- [Task brief] Rewrite the stretch from the start of the material through the line containing "paragraph-line: 灾应急广播系统、消防直通对讲电话系统、应急照明控制系统。 xyxy=(41,68,476,86)", replacing "components" with "elements" and leaving everything else the same.
* START Data to use *
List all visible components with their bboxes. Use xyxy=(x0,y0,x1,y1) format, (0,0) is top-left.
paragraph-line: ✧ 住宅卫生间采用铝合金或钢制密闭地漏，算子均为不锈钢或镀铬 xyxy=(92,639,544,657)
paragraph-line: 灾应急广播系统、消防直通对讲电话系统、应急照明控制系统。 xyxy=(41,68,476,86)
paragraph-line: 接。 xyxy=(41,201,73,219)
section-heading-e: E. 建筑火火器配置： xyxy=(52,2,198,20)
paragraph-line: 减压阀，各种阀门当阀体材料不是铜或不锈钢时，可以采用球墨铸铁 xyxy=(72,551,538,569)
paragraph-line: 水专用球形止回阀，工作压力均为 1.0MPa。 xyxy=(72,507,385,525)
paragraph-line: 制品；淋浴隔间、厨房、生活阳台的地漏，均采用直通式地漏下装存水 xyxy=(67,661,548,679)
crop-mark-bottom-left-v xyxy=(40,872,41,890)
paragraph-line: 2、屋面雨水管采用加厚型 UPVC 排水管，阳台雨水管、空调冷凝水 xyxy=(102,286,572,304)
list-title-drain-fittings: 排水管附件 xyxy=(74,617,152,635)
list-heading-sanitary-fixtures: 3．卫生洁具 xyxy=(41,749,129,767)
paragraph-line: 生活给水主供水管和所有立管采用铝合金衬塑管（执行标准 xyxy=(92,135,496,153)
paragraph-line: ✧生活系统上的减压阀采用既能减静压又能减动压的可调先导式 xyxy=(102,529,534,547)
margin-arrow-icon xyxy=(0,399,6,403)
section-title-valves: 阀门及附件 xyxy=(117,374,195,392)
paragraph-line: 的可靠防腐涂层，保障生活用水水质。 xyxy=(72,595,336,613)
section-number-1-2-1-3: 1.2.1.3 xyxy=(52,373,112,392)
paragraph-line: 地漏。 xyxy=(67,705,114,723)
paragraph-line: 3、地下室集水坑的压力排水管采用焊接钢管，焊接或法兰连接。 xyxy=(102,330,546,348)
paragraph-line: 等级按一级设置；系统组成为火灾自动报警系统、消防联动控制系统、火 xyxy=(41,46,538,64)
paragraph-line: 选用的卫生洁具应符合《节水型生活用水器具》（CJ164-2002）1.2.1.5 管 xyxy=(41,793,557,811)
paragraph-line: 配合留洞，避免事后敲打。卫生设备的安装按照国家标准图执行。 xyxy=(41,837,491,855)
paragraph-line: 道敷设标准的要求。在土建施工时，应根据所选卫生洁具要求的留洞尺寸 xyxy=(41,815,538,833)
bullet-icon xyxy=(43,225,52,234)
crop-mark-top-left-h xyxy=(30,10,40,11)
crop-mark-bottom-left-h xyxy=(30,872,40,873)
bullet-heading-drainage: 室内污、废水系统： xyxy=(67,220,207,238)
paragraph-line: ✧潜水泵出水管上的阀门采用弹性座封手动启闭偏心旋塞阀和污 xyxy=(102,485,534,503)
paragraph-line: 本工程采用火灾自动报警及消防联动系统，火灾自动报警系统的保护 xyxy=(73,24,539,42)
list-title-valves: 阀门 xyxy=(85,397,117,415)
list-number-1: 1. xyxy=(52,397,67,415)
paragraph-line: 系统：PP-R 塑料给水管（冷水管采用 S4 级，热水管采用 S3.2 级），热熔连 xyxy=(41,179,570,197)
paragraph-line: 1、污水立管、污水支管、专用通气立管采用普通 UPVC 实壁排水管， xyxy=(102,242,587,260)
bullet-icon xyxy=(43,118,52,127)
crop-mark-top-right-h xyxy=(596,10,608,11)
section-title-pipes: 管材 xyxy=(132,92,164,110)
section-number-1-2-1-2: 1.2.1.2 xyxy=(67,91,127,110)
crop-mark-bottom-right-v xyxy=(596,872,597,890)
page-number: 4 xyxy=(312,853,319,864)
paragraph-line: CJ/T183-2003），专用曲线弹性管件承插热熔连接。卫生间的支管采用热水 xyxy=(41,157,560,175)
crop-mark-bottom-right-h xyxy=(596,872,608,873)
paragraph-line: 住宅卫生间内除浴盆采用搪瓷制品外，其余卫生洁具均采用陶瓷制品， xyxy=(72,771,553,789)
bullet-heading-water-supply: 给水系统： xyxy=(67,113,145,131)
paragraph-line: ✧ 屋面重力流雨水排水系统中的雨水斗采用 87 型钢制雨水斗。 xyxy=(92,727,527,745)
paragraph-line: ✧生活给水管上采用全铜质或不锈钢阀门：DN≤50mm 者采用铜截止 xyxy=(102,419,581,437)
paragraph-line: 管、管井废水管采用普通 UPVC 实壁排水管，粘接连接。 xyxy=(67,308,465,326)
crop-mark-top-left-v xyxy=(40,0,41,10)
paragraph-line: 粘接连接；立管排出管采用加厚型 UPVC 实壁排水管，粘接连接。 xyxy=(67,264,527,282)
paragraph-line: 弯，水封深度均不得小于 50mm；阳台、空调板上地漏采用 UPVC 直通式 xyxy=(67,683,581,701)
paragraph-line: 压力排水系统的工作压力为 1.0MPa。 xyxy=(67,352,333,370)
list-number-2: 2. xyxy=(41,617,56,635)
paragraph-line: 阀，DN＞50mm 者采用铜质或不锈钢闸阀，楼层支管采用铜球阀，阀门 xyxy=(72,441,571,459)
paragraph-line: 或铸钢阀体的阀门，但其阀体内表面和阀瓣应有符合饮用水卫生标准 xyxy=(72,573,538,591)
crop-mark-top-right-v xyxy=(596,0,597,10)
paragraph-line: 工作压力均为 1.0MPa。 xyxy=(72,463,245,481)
* END Data to use *
- [Exercise output]
List all visible elements with their bboxes. Use xyxy=(x0,y0,x1,y1) format, (0,0) is top-left.
paragraph-line: ✧ 住宅卫生间采用铝合金或钢制密闭地漏，算子均为不锈钢或镀铬 xyxy=(92,639,544,657)
paragraph-line: 灾应急广播系统、消防直通对讲电话系统、应急照明控制系统。 xyxy=(41,68,476,86)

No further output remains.